──────── RAW DATA ────────

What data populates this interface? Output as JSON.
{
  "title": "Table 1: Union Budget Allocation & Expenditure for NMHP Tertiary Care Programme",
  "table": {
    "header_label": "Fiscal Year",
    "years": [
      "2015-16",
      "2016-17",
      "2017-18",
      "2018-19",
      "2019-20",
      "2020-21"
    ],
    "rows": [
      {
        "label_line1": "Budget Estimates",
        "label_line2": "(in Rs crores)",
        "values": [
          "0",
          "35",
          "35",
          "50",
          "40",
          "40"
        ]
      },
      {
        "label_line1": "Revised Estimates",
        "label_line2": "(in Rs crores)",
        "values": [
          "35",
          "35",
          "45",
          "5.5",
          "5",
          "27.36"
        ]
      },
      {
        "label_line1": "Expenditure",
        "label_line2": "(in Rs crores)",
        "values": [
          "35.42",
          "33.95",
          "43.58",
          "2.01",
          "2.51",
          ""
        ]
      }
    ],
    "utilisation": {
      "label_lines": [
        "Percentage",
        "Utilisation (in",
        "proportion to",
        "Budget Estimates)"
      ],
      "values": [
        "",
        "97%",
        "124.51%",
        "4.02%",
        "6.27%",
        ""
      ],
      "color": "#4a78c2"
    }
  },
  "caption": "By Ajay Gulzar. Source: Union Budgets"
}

────────

• [CHALLENGE] Give the listing above again, word for word.

• [CORRECT OUTPUT]
What data populates this interface? Output as JSON.
{
  "title": "Table 1: Union Budget Allocation & Expenditure for NMHP Tertiary Care Programme",
  "table": {
    "header_label": "Fiscal Year",
    "years": [
      "2015-16",
      "2016-17",
      "2017-18",
      "2018-19",
      "2019-20",
      "2020-21"
    ],
    "rows": [
      {
        "label_line1": "Budget Estimates",
        "label_line2": "(in Rs crores)",
        "values": [
          "0",
          "35",
          "35",
          "50",
          "40",
          "40"
        ]
      },
      {
        "label_line1": "Revised Estimates",
        "label_line2": "(in Rs crores)",
        "values": [
          "35",
          "35",
          "45",
          "5.5",
          "5",
          "27.36"
        ]
      },
      {
        "label_line1": "Expenditure",
        "label_line2": "(in Rs crores)",
        "values": [
          "35.42",
          "33.95",
          "43.58",
          "2.01",
          "2.51",
          ""
        ]
      }
    ],
    "utilisation": {
      "label_lines": [
        "Percentage",
        "Utilisation (in",
        "proportion to",
        "Budget Estimates)"
      ],
      "values": [
        "",
        "97%",
        "124.51%",
        "4.02%",
        "6.27%",
        ""
      ],
      "color": "#4a78c2"
    }
  },
  "caption": "By Ajay Gulzar. Source: Union Budgets"
}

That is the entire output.